# START OF Data for this task

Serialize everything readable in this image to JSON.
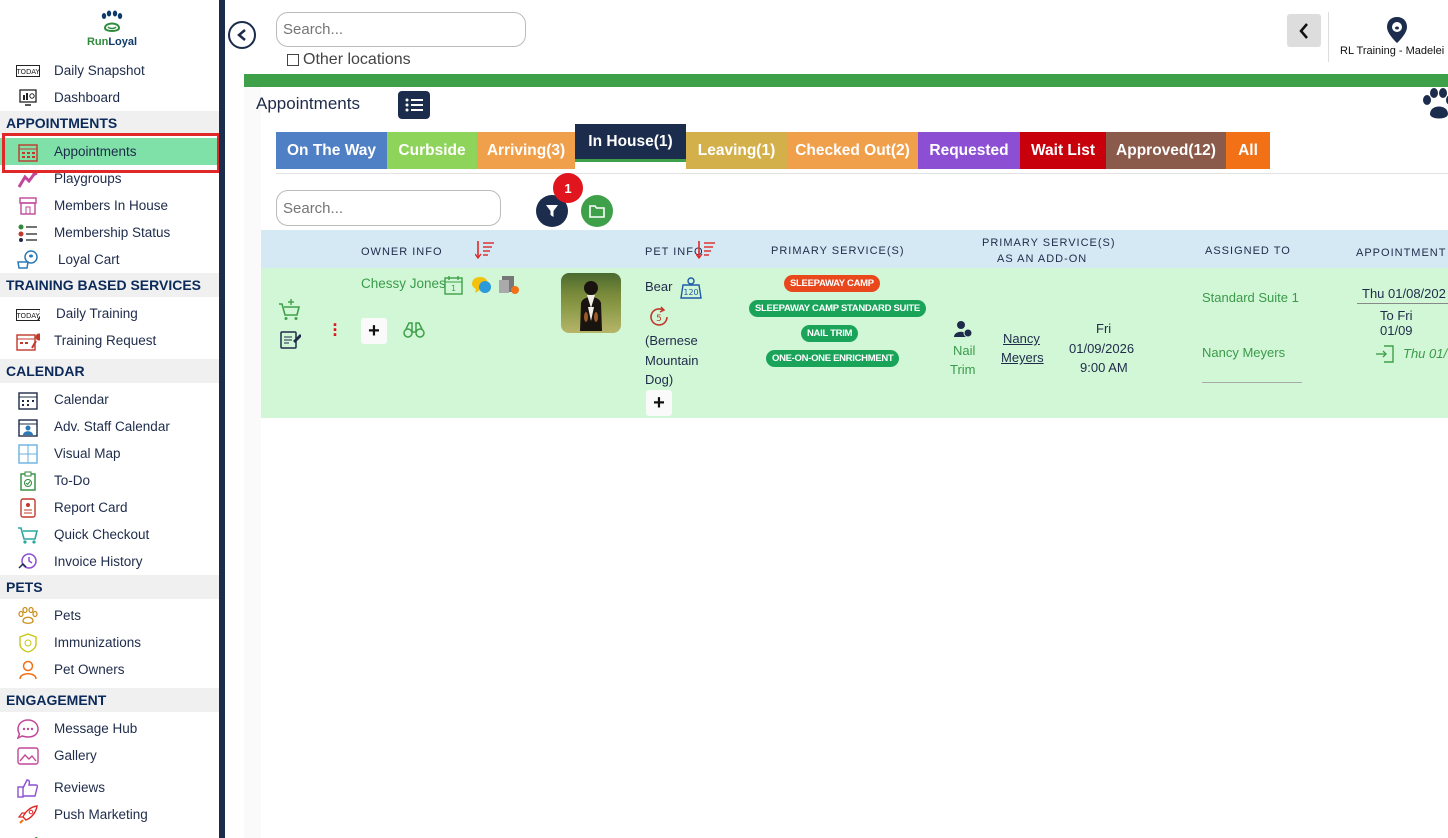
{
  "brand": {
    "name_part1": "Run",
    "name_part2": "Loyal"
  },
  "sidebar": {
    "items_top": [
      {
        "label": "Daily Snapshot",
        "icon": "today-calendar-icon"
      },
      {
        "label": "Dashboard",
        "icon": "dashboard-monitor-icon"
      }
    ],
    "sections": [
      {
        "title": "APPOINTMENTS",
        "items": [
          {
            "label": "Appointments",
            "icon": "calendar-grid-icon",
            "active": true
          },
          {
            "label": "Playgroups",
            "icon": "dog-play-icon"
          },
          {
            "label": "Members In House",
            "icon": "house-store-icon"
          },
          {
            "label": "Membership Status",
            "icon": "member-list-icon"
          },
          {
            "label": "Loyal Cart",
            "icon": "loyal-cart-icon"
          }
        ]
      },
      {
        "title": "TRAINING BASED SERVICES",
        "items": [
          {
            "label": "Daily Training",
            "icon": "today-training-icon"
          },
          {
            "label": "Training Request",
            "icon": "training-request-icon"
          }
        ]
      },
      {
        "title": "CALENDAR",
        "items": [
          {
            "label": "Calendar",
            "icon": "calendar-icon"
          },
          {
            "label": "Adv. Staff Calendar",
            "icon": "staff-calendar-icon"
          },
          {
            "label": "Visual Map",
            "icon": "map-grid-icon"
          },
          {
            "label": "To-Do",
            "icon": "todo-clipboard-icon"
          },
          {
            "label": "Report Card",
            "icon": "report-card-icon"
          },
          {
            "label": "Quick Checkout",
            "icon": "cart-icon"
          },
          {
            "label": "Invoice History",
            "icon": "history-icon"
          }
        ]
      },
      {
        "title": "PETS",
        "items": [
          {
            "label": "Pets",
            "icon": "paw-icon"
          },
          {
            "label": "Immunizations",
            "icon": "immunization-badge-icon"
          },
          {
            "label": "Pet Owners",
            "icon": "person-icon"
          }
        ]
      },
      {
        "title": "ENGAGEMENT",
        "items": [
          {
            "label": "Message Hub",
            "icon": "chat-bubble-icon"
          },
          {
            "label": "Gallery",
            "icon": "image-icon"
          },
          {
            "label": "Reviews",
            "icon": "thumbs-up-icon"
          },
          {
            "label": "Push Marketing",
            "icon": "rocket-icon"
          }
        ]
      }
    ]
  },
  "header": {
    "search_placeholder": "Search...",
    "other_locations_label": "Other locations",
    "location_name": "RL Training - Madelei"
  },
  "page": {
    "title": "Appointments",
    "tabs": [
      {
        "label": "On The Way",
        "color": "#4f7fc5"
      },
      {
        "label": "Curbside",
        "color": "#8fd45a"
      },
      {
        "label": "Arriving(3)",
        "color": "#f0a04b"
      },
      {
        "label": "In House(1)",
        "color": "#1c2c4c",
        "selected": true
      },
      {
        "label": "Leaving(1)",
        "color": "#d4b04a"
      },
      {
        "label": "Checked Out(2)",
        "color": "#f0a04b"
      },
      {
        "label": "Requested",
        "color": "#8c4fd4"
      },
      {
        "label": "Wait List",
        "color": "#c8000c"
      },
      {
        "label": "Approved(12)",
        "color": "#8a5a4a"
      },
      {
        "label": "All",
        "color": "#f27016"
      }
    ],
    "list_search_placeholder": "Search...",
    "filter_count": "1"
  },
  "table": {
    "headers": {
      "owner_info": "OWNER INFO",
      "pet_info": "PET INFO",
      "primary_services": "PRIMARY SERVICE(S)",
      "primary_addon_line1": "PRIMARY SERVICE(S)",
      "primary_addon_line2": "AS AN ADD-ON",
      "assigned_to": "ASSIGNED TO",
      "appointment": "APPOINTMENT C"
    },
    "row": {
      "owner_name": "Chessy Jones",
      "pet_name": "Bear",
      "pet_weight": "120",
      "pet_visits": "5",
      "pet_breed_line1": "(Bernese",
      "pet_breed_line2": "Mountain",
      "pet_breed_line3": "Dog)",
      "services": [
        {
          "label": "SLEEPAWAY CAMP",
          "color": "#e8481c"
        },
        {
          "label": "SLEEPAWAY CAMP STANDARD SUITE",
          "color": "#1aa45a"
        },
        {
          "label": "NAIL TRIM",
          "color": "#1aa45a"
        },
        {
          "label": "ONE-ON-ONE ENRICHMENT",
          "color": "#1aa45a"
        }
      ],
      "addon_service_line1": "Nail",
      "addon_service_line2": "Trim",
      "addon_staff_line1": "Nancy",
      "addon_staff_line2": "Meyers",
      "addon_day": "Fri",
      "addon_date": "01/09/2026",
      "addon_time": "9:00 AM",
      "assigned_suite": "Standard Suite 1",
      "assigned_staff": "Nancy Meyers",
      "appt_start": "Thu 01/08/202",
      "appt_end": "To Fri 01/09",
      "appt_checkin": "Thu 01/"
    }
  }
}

# END OF Data for this task

What the exercise asks =>
Search the listing for the word "image" and return each line that holds it.

Exercise answer =>
Serialize everything readable in this image to JSON.
            "icon": "image-icon"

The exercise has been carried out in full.